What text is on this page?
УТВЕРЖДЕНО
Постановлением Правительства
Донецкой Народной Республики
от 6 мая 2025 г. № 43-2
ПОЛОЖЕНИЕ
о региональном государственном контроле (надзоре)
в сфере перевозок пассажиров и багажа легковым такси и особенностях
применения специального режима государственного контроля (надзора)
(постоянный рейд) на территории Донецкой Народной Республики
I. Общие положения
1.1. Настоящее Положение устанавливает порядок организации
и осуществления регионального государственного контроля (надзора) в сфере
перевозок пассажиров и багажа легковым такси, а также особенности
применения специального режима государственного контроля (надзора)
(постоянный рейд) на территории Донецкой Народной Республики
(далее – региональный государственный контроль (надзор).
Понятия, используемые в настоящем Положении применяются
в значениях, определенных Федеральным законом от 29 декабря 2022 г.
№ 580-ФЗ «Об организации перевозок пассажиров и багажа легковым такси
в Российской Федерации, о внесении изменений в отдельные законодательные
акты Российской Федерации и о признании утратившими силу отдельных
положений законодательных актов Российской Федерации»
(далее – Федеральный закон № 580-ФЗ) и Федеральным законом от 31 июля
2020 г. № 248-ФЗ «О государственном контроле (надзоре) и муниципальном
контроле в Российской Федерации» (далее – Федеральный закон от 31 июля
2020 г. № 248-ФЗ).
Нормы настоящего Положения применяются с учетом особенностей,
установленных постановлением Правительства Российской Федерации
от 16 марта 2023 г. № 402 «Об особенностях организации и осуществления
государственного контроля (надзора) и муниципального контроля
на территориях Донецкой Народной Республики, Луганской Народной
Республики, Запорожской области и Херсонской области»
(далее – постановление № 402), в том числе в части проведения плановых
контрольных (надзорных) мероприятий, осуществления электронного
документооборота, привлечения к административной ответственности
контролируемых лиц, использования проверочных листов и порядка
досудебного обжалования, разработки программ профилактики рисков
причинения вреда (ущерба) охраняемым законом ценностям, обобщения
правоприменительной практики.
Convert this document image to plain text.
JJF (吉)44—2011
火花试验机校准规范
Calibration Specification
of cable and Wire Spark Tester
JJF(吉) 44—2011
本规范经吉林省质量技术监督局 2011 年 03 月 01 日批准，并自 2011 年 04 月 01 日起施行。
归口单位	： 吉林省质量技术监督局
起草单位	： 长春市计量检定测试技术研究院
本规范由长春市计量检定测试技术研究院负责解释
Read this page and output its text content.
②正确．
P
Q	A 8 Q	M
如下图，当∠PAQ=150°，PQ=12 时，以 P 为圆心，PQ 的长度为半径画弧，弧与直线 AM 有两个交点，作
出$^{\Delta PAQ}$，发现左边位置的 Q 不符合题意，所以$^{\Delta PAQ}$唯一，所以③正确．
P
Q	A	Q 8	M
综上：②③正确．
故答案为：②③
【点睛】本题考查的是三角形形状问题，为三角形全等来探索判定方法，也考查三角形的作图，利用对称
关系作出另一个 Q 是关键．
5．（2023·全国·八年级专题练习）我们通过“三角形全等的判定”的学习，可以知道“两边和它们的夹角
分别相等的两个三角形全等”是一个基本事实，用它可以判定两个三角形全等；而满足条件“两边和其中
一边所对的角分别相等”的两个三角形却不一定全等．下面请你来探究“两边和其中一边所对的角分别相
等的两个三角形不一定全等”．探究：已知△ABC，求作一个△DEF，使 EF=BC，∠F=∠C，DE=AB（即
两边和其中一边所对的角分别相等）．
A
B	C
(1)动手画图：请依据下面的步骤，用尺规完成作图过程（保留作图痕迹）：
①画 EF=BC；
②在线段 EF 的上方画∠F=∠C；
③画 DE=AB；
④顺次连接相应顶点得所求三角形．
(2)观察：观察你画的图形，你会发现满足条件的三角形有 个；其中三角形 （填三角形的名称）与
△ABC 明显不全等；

TO BE DONE
Beginning at the line that holds "Read this page and output its text content.", write out word for word each line through the end of the records.

RESPONSE BELOW
Read this page and output its text content.
②正确．
P
Q	A 8 Q	M
如下图，当∠PAQ=150°，PQ=12 时，以 P 为圆心，PQ 的长度为半径画弧，弧与直线 AM 有两个交点，作
出$^{\Delta PAQ}$，发现左边位置的 Q 不符合题意，所以$^{\Delta PAQ}$唯一，所以③正确．
P
Q	A	Q 8	M
综上：②③正确．
故答案为：②③
【点睛】本题考查的是三角形形状问题，为三角形全等来探索判定方法，也考查三角形的作图，利用对称
关系作出另一个 Q 是关键．
5．（2023·全国·八年级专题练习）我们通过“三角形全等的判定”的学习，可以知道“两边和它们的夹角
分别相等的两个三角形全等”是一个基本事实，用它可以判定两个三角形全等；而满足条件“两边和其中
一边所对的角分别相等”的两个三角形却不一定全等．下面请你来探究“两边和其中一边所对的角分别相
等的两个三角形不一定全等”．探究：已知△ABC，求作一个△DEF，使 EF=BC，∠F=∠C，DE=AB（即
两边和其中一边所对的角分别相等）．
A
B	C
(1)动手画图：请依据下面的步骤，用尺规完成作图过程（保留作图痕迹）：
①画 EF=BC；
②在线段 EF 的上方画∠F=∠C；
③画 DE=AB；
④顺次连接相应顶点得所求三角形．
(2)观察：观察你画的图形，你会发现满足条件的三角形有 个；其中三角形 （填三角形的名称）与
△ABC 明显不全等；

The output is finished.